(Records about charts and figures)
:::::

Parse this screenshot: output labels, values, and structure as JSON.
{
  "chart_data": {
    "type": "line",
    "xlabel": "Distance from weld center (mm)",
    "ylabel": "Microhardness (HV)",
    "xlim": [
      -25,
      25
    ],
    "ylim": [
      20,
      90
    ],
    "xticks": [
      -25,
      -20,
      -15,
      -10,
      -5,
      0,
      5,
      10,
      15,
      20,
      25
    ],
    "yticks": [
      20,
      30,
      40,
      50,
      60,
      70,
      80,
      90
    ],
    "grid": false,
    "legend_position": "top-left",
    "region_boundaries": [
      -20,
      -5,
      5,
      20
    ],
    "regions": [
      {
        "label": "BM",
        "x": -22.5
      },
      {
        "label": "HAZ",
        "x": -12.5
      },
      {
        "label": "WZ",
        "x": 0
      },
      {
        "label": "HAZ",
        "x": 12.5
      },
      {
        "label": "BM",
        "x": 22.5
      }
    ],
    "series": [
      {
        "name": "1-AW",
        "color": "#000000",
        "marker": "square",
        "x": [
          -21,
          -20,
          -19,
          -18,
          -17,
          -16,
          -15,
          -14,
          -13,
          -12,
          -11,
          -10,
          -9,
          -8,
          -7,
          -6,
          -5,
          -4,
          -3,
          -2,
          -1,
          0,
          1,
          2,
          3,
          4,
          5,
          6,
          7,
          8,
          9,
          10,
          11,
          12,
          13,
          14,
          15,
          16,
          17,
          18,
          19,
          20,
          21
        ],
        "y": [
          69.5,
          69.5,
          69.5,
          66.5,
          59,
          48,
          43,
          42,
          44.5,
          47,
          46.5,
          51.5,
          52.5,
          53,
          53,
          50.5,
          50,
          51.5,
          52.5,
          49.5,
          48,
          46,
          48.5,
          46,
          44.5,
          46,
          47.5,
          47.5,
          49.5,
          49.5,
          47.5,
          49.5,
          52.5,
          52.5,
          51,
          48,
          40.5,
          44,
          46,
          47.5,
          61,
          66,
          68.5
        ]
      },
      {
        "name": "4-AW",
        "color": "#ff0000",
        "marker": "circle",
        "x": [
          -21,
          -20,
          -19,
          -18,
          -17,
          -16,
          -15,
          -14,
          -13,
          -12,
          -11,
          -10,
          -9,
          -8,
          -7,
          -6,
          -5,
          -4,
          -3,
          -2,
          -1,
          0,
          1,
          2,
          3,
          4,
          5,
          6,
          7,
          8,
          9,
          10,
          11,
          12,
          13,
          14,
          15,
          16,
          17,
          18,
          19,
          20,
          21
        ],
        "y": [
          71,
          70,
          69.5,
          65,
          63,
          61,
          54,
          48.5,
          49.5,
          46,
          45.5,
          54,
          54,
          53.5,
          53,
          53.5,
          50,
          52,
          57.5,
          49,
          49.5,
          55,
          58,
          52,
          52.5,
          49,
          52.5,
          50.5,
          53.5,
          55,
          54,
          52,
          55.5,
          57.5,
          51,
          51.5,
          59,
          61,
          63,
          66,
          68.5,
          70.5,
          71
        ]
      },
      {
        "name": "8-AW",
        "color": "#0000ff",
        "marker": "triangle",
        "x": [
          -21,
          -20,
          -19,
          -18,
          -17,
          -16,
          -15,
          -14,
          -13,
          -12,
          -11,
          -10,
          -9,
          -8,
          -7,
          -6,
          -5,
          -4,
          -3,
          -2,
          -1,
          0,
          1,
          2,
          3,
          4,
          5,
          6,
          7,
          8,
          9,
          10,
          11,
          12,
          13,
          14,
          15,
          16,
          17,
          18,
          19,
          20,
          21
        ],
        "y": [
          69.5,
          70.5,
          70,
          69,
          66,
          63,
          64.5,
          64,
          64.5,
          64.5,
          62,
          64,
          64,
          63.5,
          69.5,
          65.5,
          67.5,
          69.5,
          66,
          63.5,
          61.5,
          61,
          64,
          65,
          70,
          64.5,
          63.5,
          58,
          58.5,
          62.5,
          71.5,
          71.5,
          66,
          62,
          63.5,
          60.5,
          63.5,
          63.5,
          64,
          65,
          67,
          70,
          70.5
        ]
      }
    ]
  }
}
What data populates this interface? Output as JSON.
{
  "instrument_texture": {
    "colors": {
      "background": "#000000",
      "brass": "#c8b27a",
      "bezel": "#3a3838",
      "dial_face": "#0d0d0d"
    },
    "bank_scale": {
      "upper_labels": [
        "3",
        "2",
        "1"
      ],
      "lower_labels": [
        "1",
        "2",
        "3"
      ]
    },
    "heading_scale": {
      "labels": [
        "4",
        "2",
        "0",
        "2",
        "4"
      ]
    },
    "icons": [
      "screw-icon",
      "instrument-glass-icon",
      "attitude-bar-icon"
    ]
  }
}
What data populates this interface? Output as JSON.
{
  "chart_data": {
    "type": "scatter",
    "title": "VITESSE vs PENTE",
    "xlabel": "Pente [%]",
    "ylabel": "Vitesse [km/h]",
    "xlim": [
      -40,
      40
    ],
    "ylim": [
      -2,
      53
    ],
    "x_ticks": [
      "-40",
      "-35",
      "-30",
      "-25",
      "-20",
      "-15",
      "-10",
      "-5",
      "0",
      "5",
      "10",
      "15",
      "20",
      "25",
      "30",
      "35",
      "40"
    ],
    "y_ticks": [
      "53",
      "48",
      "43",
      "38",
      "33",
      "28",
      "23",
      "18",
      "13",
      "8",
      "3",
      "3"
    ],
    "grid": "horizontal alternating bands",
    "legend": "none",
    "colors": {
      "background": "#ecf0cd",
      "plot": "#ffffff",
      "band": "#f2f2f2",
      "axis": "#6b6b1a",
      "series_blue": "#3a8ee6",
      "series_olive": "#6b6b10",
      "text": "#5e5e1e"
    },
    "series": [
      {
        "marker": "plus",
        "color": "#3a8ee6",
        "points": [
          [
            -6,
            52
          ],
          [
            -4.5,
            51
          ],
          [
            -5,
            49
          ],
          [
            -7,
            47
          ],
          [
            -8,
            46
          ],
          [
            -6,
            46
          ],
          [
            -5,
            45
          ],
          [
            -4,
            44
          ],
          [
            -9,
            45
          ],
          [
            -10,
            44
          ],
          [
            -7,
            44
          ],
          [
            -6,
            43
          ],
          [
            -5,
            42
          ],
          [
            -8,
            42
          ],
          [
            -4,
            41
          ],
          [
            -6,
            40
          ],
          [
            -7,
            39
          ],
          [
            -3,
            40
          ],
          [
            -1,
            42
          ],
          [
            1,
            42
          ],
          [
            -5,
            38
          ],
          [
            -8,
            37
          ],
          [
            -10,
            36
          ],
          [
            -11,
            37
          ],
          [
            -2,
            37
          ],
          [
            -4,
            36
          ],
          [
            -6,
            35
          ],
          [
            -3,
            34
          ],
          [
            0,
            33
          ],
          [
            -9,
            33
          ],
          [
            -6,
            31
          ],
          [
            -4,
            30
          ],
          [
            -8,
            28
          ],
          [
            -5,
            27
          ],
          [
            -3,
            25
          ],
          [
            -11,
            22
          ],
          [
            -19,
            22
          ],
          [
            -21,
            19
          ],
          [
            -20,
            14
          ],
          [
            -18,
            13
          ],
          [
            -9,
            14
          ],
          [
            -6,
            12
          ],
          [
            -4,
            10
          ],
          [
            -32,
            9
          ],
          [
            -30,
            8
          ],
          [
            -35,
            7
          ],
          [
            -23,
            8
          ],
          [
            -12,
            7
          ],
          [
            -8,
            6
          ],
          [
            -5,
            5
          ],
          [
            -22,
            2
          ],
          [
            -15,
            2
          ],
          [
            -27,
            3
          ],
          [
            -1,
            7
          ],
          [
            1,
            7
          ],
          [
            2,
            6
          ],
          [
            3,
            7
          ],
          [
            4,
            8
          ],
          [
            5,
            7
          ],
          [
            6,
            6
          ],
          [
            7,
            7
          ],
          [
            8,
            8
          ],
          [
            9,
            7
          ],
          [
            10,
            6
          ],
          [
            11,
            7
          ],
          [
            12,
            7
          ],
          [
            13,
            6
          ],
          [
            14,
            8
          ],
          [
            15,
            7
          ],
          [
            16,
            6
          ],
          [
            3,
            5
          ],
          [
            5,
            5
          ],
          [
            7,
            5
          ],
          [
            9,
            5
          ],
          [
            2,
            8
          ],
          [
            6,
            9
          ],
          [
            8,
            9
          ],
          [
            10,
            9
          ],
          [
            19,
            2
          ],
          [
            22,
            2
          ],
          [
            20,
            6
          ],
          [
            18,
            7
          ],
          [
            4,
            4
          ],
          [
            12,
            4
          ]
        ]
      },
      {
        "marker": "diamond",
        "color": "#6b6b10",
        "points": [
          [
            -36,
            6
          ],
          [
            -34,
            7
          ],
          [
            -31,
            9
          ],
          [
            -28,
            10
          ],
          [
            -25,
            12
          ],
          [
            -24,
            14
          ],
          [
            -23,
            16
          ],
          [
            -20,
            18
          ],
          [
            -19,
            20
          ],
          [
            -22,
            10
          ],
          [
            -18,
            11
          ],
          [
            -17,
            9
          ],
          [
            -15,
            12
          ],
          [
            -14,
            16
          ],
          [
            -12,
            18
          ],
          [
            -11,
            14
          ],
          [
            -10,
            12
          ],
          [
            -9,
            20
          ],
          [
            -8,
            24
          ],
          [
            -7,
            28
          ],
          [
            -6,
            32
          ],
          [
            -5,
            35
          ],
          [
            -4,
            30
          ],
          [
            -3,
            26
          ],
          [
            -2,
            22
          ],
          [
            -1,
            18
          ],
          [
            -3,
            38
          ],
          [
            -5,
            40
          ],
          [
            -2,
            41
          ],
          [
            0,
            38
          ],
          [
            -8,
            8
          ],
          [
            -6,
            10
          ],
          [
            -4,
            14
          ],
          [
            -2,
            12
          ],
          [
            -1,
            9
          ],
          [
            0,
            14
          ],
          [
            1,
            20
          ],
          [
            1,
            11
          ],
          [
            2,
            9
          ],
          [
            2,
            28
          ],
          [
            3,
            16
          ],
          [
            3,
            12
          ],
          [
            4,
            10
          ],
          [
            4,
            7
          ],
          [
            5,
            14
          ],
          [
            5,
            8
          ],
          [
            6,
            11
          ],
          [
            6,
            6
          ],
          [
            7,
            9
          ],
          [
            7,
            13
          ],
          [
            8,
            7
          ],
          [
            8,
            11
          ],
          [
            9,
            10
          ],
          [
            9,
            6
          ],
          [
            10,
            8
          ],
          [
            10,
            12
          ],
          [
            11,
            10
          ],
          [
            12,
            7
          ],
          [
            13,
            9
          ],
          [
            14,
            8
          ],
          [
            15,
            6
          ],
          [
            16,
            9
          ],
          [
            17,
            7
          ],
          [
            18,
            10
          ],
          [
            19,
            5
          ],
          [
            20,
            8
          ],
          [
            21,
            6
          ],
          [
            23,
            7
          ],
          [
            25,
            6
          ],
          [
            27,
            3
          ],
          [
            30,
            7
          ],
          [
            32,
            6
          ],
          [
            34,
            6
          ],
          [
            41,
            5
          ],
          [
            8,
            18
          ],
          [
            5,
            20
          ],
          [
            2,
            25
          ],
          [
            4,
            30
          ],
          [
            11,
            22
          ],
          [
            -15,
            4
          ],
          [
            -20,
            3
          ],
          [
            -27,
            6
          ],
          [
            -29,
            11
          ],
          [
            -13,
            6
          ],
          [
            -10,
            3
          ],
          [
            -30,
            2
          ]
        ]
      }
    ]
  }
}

:::::

--- PROBLEM TO SOLVE ---
Find and count the lines of the data that include the string "xlabel", and report that figure by itself.

--- PROBLEM SOLUTION ---
2